> Work instructions
Scan the records for the word "image". Copy each line that includes it.

▼

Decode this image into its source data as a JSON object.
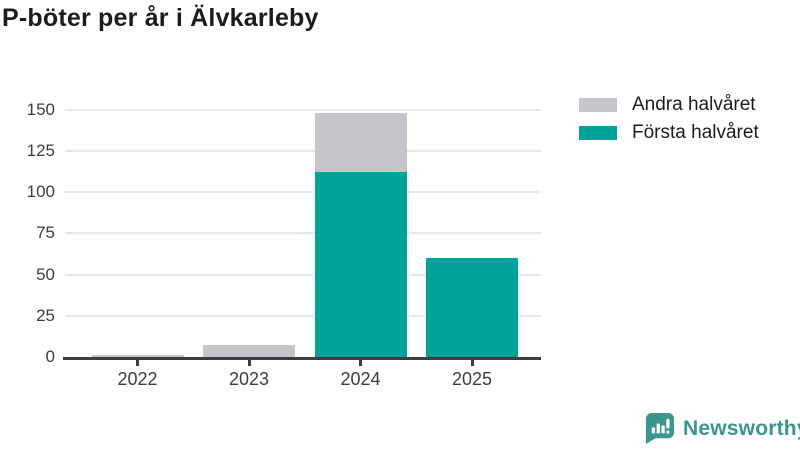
{
  "title": "P-böter per år i Älvkarleby",
  "legend": {
    "items": [
      {
        "label": "Andra halvåret",
        "color": "#c7c5cb"
      },
      {
        "label": "Första halvåret",
        "color": "#00a399"
      }
    ]
  },
  "branding": {
    "name": "Newsworthy",
    "color": "#3b968f",
    "icon": "bar-chart-speech-bubble-icon"
  },
  "chart_data": {
    "type": "bar",
    "stacked": true,
    "title": "P-böter per år i Älvkarleby",
    "categories": [
      "2022",
      "2023",
      "2024",
      "2025"
    ],
    "series": [
      {
        "name": "Första halvåret",
        "color": "#00a399",
        "values": [
          0,
          0,
          112,
          60
        ]
      },
      {
        "name": "Andra halvåret",
        "color": "#c7c5cb",
        "values": [
          1,
          7,
          36,
          0
        ]
      }
    ],
    "totals": [
      1,
      7,
      148,
      60
    ],
    "xlabel": "",
    "ylabel": "",
    "ylim": [
      0,
      150
    ],
    "y_ticks": [
      0,
      25,
      50,
      75,
      100,
      125,
      150
    ],
    "grid": true,
    "legend_position": "top-right"
  }
}
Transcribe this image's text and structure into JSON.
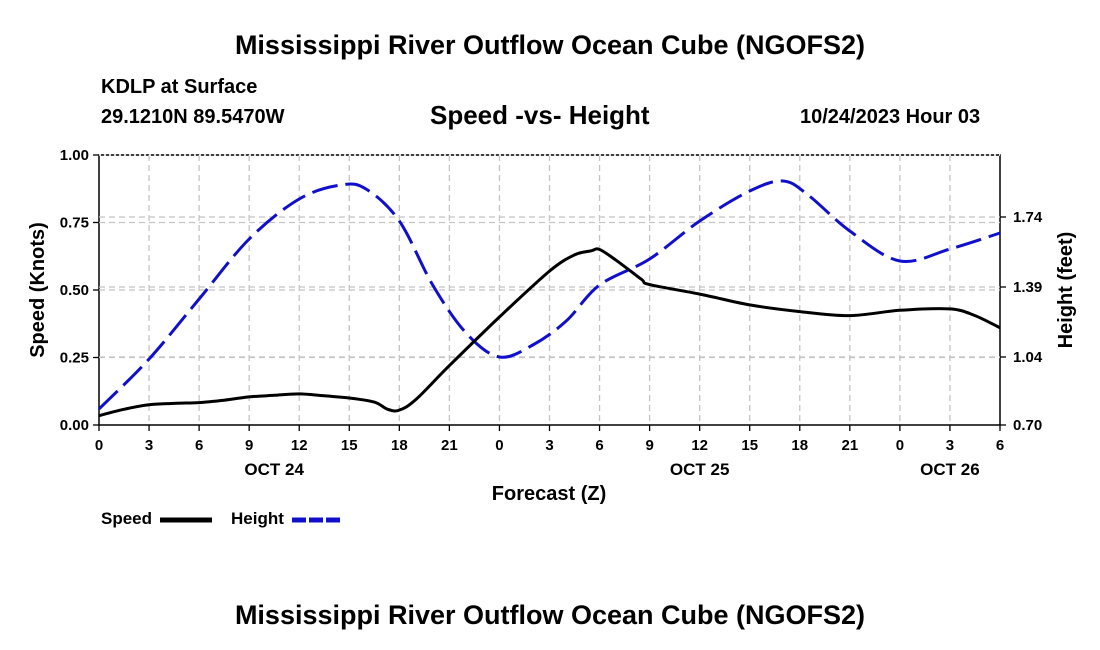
{
  "header": {
    "title": "Mississippi River Outflow Ocean Cube (NGOFS2)",
    "station": "KDLP at Surface",
    "coordinates": "29.1210N  89.5470W",
    "timestamp": "10/24/2023 Hour 03"
  },
  "footer": {
    "title": "Mississippi River Outflow Ocean Cube (NGOFS2)"
  },
  "chart_data": {
    "type": "line",
    "title": "Speed -vs- Height",
    "xlabel": "Forecast (Z)",
    "ylabel": "Speed (Knots)",
    "ylabel_right": "Height (feet)",
    "x_unit": "forecast hour from Oct 24 00Z",
    "xlim": [
      0,
      54
    ],
    "ylim": [
      0,
      1
    ],
    "ylim_right": [
      0.7,
      2.05
    ],
    "grid": true,
    "legend_position": "bottom-left",
    "x_ticks": [
      {
        "x": 0,
        "label": "0"
      },
      {
        "x": 3,
        "label": "3"
      },
      {
        "x": 6,
        "label": "6"
      },
      {
        "x": 9,
        "label": "9"
      },
      {
        "x": 12,
        "label": "12"
      },
      {
        "x": 15,
        "label": "15"
      },
      {
        "x": 18,
        "label": "18"
      },
      {
        "x": 21,
        "label": "21"
      },
      {
        "x": 24,
        "label": "0"
      },
      {
        "x": 27,
        "label": "3"
      },
      {
        "x": 30,
        "label": "6"
      },
      {
        "x": 33,
        "label": "9"
      },
      {
        "x": 36,
        "label": "12"
      },
      {
        "x": 39,
        "label": "15"
      },
      {
        "x": 42,
        "label": "18"
      },
      {
        "x": 45,
        "label": "21"
      },
      {
        "x": 48,
        "label": "0"
      },
      {
        "x": 51,
        "label": "3"
      },
      {
        "x": 54,
        "label": "6"
      }
    ],
    "date_labels": [
      {
        "x": 10.5,
        "label": "OCT 24"
      },
      {
        "x": 36,
        "label": "OCT 25"
      },
      {
        "x": 51,
        "label": "OCT 26"
      }
    ],
    "y_ticks_left": [
      {
        "y": 0.0,
        "label": "0.00"
      },
      {
        "y": 0.25,
        "label": "0.25"
      },
      {
        "y": 0.5,
        "label": "0.50"
      },
      {
        "y": 0.75,
        "label": "0.75"
      },
      {
        "y": 1.0,
        "label": "1.00"
      }
    ],
    "y_ticks_right": [
      {
        "y": 0.7,
        "label": "0.70"
      },
      {
        "y": 1.04,
        "label": "1.04"
      },
      {
        "y": 1.39,
        "label": "1.39"
      },
      {
        "y": 1.74,
        "label": "1.74"
      }
    ],
    "series": [
      {
        "name": "Speed",
        "axis": "left",
        "color": "#000000",
        "dash": "solid",
        "x": [
          0,
          1.5,
          3,
          4.5,
          6,
          7.5,
          9,
          10.5,
          12,
          13.5,
          15,
          16.5,
          17.3,
          18,
          19,
          21,
          24,
          27,
          28.5,
          29.5,
          30,
          31,
          32.5,
          33,
          36,
          39,
          42,
          45,
          48,
          51,
          52.5,
          54
        ],
        "y": [
          0.035,
          0.058,
          0.075,
          0.08,
          0.083,
          0.092,
          0.104,
          0.11,
          0.115,
          0.108,
          0.1,
          0.085,
          0.058,
          0.055,
          0.095,
          0.22,
          0.4,
          0.57,
          0.63,
          0.645,
          0.65,
          0.61,
          0.54,
          0.52,
          0.485,
          0.445,
          0.42,
          0.405,
          0.425,
          0.43,
          0.405,
          0.36
        ]
      },
      {
        "name": "Height",
        "axis": "right",
        "color": "#1010cc",
        "dash": "dashed",
        "x": [
          0,
          3,
          6,
          9,
          12,
          14.5,
          16,
          18,
          20,
          22,
          24,
          26,
          28,
          30,
          33,
          36,
          39,
          41,
          42.5,
          45,
          48,
          51,
          54
        ],
        "y": [
          0.78,
          1.03,
          1.33,
          1.63,
          1.83,
          1.9,
          1.88,
          1.72,
          1.4,
          1.16,
          1.04,
          1.1,
          1.22,
          1.4,
          1.53,
          1.72,
          1.87,
          1.92,
          1.85,
          1.67,
          1.52,
          1.58,
          1.66
        ]
      }
    ]
  }
}
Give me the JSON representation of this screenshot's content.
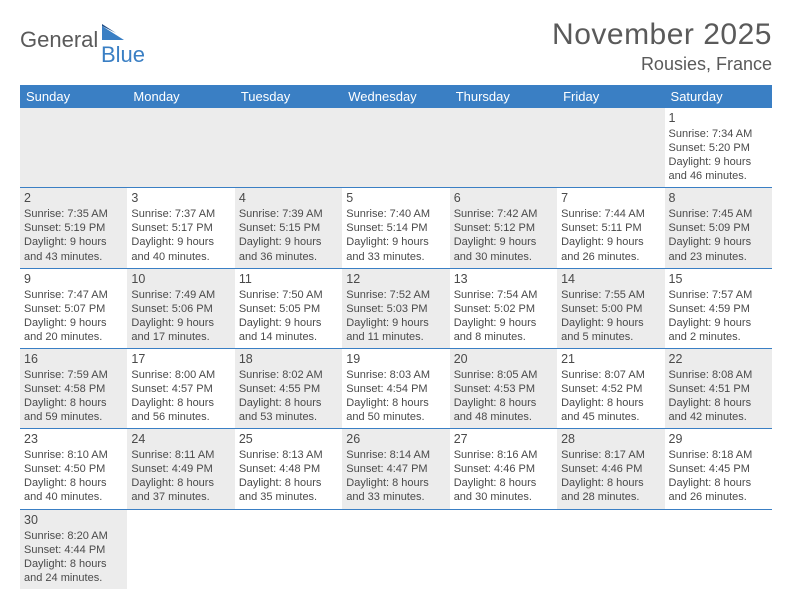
{
  "logo": {
    "part1": "General",
    "part2": "Blue"
  },
  "title": "November 2025",
  "location": "Rousies, France",
  "colors": {
    "header_bg": "#3a7fc4",
    "header_text": "#ffffff",
    "alt_row_bg": "#ececec",
    "text": "#4a4a4a",
    "border": "#3a7fc4"
  },
  "day_headers": [
    "Sunday",
    "Monday",
    "Tuesday",
    "Wednesday",
    "Thursday",
    "Friday",
    "Saturday"
  ],
  "weeks": [
    [
      {
        "day": "",
        "sunrise": "",
        "sunset": "",
        "daylight1": "",
        "daylight2": "",
        "alt": true
      },
      {
        "day": "",
        "sunrise": "",
        "sunset": "",
        "daylight1": "",
        "daylight2": "",
        "alt": true
      },
      {
        "day": "",
        "sunrise": "",
        "sunset": "",
        "daylight1": "",
        "daylight2": "",
        "alt": true
      },
      {
        "day": "",
        "sunrise": "",
        "sunset": "",
        "daylight1": "",
        "daylight2": "",
        "alt": true
      },
      {
        "day": "",
        "sunrise": "",
        "sunset": "",
        "daylight1": "",
        "daylight2": "",
        "alt": true
      },
      {
        "day": "",
        "sunrise": "",
        "sunset": "",
        "daylight1": "",
        "daylight2": "",
        "alt": true
      },
      {
        "day": "1",
        "sunrise": "Sunrise: 7:34 AM",
        "sunset": "Sunset: 5:20 PM",
        "daylight1": "Daylight: 9 hours",
        "daylight2": "and 46 minutes.",
        "alt": false
      }
    ],
    [
      {
        "day": "2",
        "sunrise": "Sunrise: 7:35 AM",
        "sunset": "Sunset: 5:19 PM",
        "daylight1": "Daylight: 9 hours",
        "daylight2": "and 43 minutes.",
        "alt": true
      },
      {
        "day": "3",
        "sunrise": "Sunrise: 7:37 AM",
        "sunset": "Sunset: 5:17 PM",
        "daylight1": "Daylight: 9 hours",
        "daylight2": "and 40 minutes.",
        "alt": false
      },
      {
        "day": "4",
        "sunrise": "Sunrise: 7:39 AM",
        "sunset": "Sunset: 5:15 PM",
        "daylight1": "Daylight: 9 hours",
        "daylight2": "and 36 minutes.",
        "alt": true
      },
      {
        "day": "5",
        "sunrise": "Sunrise: 7:40 AM",
        "sunset": "Sunset: 5:14 PM",
        "daylight1": "Daylight: 9 hours",
        "daylight2": "and 33 minutes.",
        "alt": false
      },
      {
        "day": "6",
        "sunrise": "Sunrise: 7:42 AM",
        "sunset": "Sunset: 5:12 PM",
        "daylight1": "Daylight: 9 hours",
        "daylight2": "and 30 minutes.",
        "alt": true
      },
      {
        "day": "7",
        "sunrise": "Sunrise: 7:44 AM",
        "sunset": "Sunset: 5:11 PM",
        "daylight1": "Daylight: 9 hours",
        "daylight2": "and 26 minutes.",
        "alt": false
      },
      {
        "day": "8",
        "sunrise": "Sunrise: 7:45 AM",
        "sunset": "Sunset: 5:09 PM",
        "daylight1": "Daylight: 9 hours",
        "daylight2": "and 23 minutes.",
        "alt": true
      }
    ],
    [
      {
        "day": "9",
        "sunrise": "Sunrise: 7:47 AM",
        "sunset": "Sunset: 5:07 PM",
        "daylight1": "Daylight: 9 hours",
        "daylight2": "and 20 minutes.",
        "alt": false
      },
      {
        "day": "10",
        "sunrise": "Sunrise: 7:49 AM",
        "sunset": "Sunset: 5:06 PM",
        "daylight1": "Daylight: 9 hours",
        "daylight2": "and 17 minutes.",
        "alt": true
      },
      {
        "day": "11",
        "sunrise": "Sunrise: 7:50 AM",
        "sunset": "Sunset: 5:05 PM",
        "daylight1": "Daylight: 9 hours",
        "daylight2": "and 14 minutes.",
        "alt": false
      },
      {
        "day": "12",
        "sunrise": "Sunrise: 7:52 AM",
        "sunset": "Sunset: 5:03 PM",
        "daylight1": "Daylight: 9 hours",
        "daylight2": "and 11 minutes.",
        "alt": true
      },
      {
        "day": "13",
        "sunrise": "Sunrise: 7:54 AM",
        "sunset": "Sunset: 5:02 PM",
        "daylight1": "Daylight: 9 hours",
        "daylight2": "and 8 minutes.",
        "alt": false
      },
      {
        "day": "14",
        "sunrise": "Sunrise: 7:55 AM",
        "sunset": "Sunset: 5:00 PM",
        "daylight1": "Daylight: 9 hours",
        "daylight2": "and 5 minutes.",
        "alt": true
      },
      {
        "day": "15",
        "sunrise": "Sunrise: 7:57 AM",
        "sunset": "Sunset: 4:59 PM",
        "daylight1": "Daylight: 9 hours",
        "daylight2": "and 2 minutes.",
        "alt": false
      }
    ],
    [
      {
        "day": "16",
        "sunrise": "Sunrise: 7:59 AM",
        "sunset": "Sunset: 4:58 PM",
        "daylight1": "Daylight: 8 hours",
        "daylight2": "and 59 minutes.",
        "alt": true
      },
      {
        "day": "17",
        "sunrise": "Sunrise: 8:00 AM",
        "sunset": "Sunset: 4:57 PM",
        "daylight1": "Daylight: 8 hours",
        "daylight2": "and 56 minutes.",
        "alt": false
      },
      {
        "day": "18",
        "sunrise": "Sunrise: 8:02 AM",
        "sunset": "Sunset: 4:55 PM",
        "daylight1": "Daylight: 8 hours",
        "daylight2": "and 53 minutes.",
        "alt": true
      },
      {
        "day": "19",
        "sunrise": "Sunrise: 8:03 AM",
        "sunset": "Sunset: 4:54 PM",
        "daylight1": "Daylight: 8 hours",
        "daylight2": "and 50 minutes.",
        "alt": false
      },
      {
        "day": "20",
        "sunrise": "Sunrise: 8:05 AM",
        "sunset": "Sunset: 4:53 PM",
        "daylight1": "Daylight: 8 hours",
        "daylight2": "and 48 minutes.",
        "alt": true
      },
      {
        "day": "21",
        "sunrise": "Sunrise: 8:07 AM",
        "sunset": "Sunset: 4:52 PM",
        "daylight1": "Daylight: 8 hours",
        "daylight2": "and 45 minutes.",
        "alt": false
      },
      {
        "day": "22",
        "sunrise": "Sunrise: 8:08 AM",
        "sunset": "Sunset: 4:51 PM",
        "daylight1": "Daylight: 8 hours",
        "daylight2": "and 42 minutes.",
        "alt": true
      }
    ],
    [
      {
        "day": "23",
        "sunrise": "Sunrise: 8:10 AM",
        "sunset": "Sunset: 4:50 PM",
        "daylight1": "Daylight: 8 hours",
        "daylight2": "and 40 minutes.",
        "alt": false
      },
      {
        "day": "24",
        "sunrise": "Sunrise: 8:11 AM",
        "sunset": "Sunset: 4:49 PM",
        "daylight1": "Daylight: 8 hours",
        "daylight2": "and 37 minutes.",
        "alt": true
      },
      {
        "day": "25",
        "sunrise": "Sunrise: 8:13 AM",
        "sunset": "Sunset: 4:48 PM",
        "daylight1": "Daylight: 8 hours",
        "daylight2": "and 35 minutes.",
        "alt": false
      },
      {
        "day": "26",
        "sunrise": "Sunrise: 8:14 AM",
        "sunset": "Sunset: 4:47 PM",
        "daylight1": "Daylight: 8 hours",
        "daylight2": "and 33 minutes.",
        "alt": true
      },
      {
        "day": "27",
        "sunrise": "Sunrise: 8:16 AM",
        "sunset": "Sunset: 4:46 PM",
        "daylight1": "Daylight: 8 hours",
        "daylight2": "and 30 minutes.",
        "alt": false
      },
      {
        "day": "28",
        "sunrise": "Sunrise: 8:17 AM",
        "sunset": "Sunset: 4:46 PM",
        "daylight1": "Daylight: 8 hours",
        "daylight2": "and 28 minutes.",
        "alt": true
      },
      {
        "day": "29",
        "sunrise": "Sunrise: 8:18 AM",
        "sunset": "Sunset: 4:45 PM",
        "daylight1": "Daylight: 8 hours",
        "daylight2": "and 26 minutes.",
        "alt": false
      }
    ],
    [
      {
        "day": "30",
        "sunrise": "Sunrise: 8:20 AM",
        "sunset": "Sunset: 4:44 PM",
        "daylight1": "Daylight: 8 hours",
        "daylight2": "and 24 minutes.",
        "alt": true
      },
      {
        "day": "",
        "sunrise": "",
        "sunset": "",
        "daylight1": "",
        "daylight2": "",
        "alt": false
      },
      {
        "day": "",
        "sunrise": "",
        "sunset": "",
        "daylight1": "",
        "daylight2": "",
        "alt": false
      },
      {
        "day": "",
        "sunrise": "",
        "sunset": "",
        "daylight1": "",
        "daylight2": "",
        "alt": false
      },
      {
        "day": "",
        "sunrise": "",
        "sunset": "",
        "daylight1": "",
        "daylight2": "",
        "alt": false
      },
      {
        "day": "",
        "sunrise": "",
        "sunset": "",
        "daylight1": "",
        "daylight2": "",
        "alt": false
      },
      {
        "day": "",
        "sunrise": "",
        "sunset": "",
        "daylight1": "",
        "daylight2": "",
        "alt": false
      }
    ]
  ]
}
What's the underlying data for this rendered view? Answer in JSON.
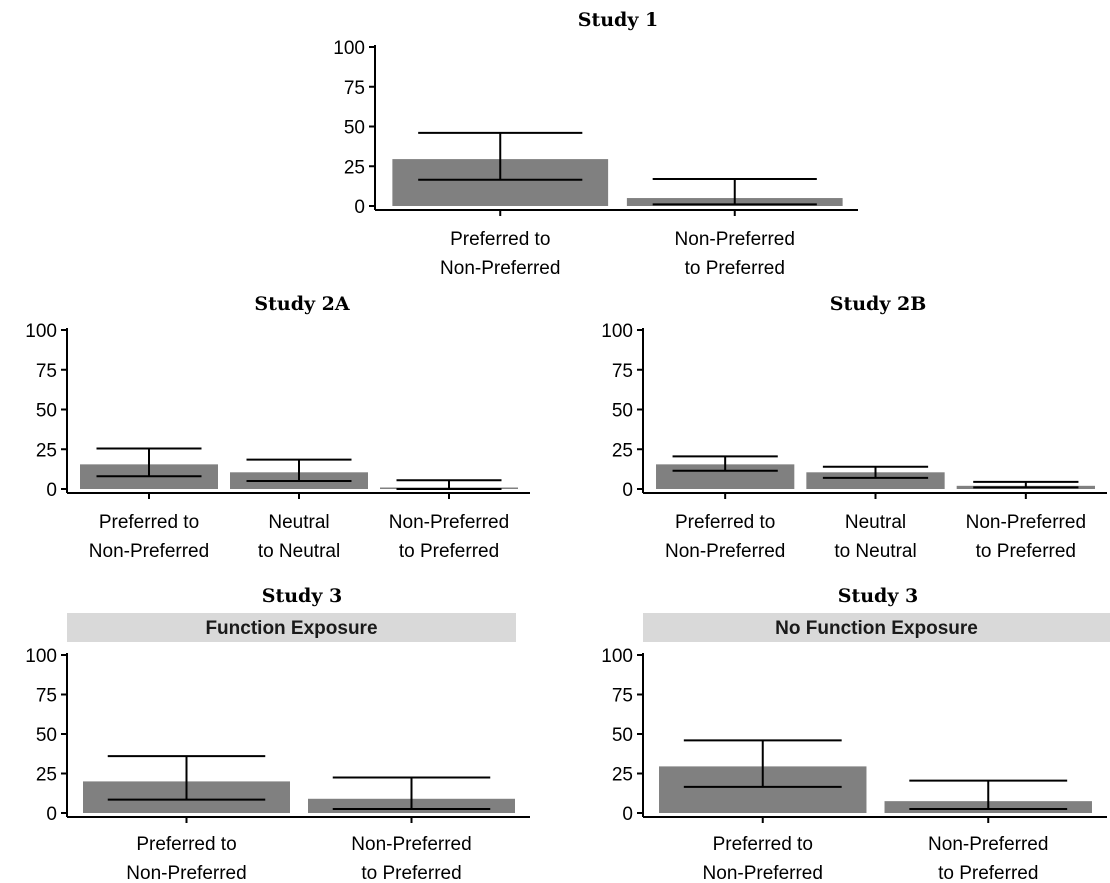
{
  "colors": {
    "bar": "#808080",
    "error_bar": "#000000",
    "axis": "#000000",
    "strip": "#d9d9d9"
  },
  "chart_data": [
    {
      "id": "study1",
      "type": "bar",
      "title": "Study 1",
      "strip": "",
      "categories": [
        "Preferred to\nNon-Preferred",
        "Non-Preferred\nto Preferred"
      ],
      "values": [
        29.5,
        5
      ],
      "error_low": [
        16.5,
        1
      ],
      "error_high": [
        46,
        17
      ],
      "ylim": [
        0,
        100
      ],
      "yticks": [
        0,
        25,
        50,
        75,
        100
      ],
      "xlabel": "",
      "ylabel": "",
      "grid": false
    },
    {
      "id": "study2a",
      "type": "bar",
      "title": "Study 2A",
      "strip": "",
      "categories": [
        "Preferred to\nNon-Preferred",
        "Neutral\nto Neutral",
        "Non-Preferred\nto Preferred"
      ],
      "values": [
        15.5,
        10.5,
        0.5
      ],
      "error_low": [
        8,
        5,
        0
      ],
      "error_high": [
        25.5,
        18.5,
        5.5
      ],
      "ylim": [
        0,
        100
      ],
      "yticks": [
        0,
        25,
        50,
        75,
        100
      ],
      "xlabel": "",
      "ylabel": "",
      "grid": false
    },
    {
      "id": "study2b",
      "type": "bar",
      "title": "Study 2B",
      "strip": "",
      "categories": [
        "Preferred to\nNon-Preferred",
        "Neutral\nto Neutral",
        "Non-Preferred\nto Preferred"
      ],
      "values": [
        15.5,
        10.5,
        2
      ],
      "error_low": [
        11.5,
        7,
        1
      ],
      "error_high": [
        20.5,
        14,
        4.5
      ],
      "ylim": [
        0,
        100
      ],
      "yticks": [
        0,
        25,
        50,
        75,
        100
      ],
      "xlabel": "",
      "ylabel": "",
      "grid": false
    },
    {
      "id": "study3_function",
      "type": "bar",
      "title": "Study 3",
      "strip": "Function Exposure",
      "categories": [
        "Preferred to\nNon-Preferred",
        "Non-Preferred\nto Preferred"
      ],
      "values": [
        20,
        9
      ],
      "error_low": [
        8.5,
        2.5
      ],
      "error_high": [
        36,
        22.5
      ],
      "ylim": [
        0,
        100
      ],
      "yticks": [
        0,
        25,
        50,
        75,
        100
      ],
      "xlabel": "",
      "ylabel": "",
      "grid": false
    },
    {
      "id": "study3_nofunction",
      "type": "bar",
      "title": "Study 3",
      "strip": "No Function Exposure",
      "categories": [
        "Preferred to\nNon-Preferred",
        "Non-Preferred\nto Preferred"
      ],
      "values": [
        29.5,
        7.5
      ],
      "error_low": [
        16.5,
        2.5
      ],
      "error_high": [
        46,
        20.5
      ],
      "ylim": [
        0,
        100
      ],
      "yticks": [
        0,
        25,
        50,
        75,
        100
      ],
      "xlabel": "",
      "ylabel": "",
      "grid": false
    }
  ]
}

▲

> Response to the task
Decode this image into its source data as a JSON object.
Transcribe this image's text and structure into JSON.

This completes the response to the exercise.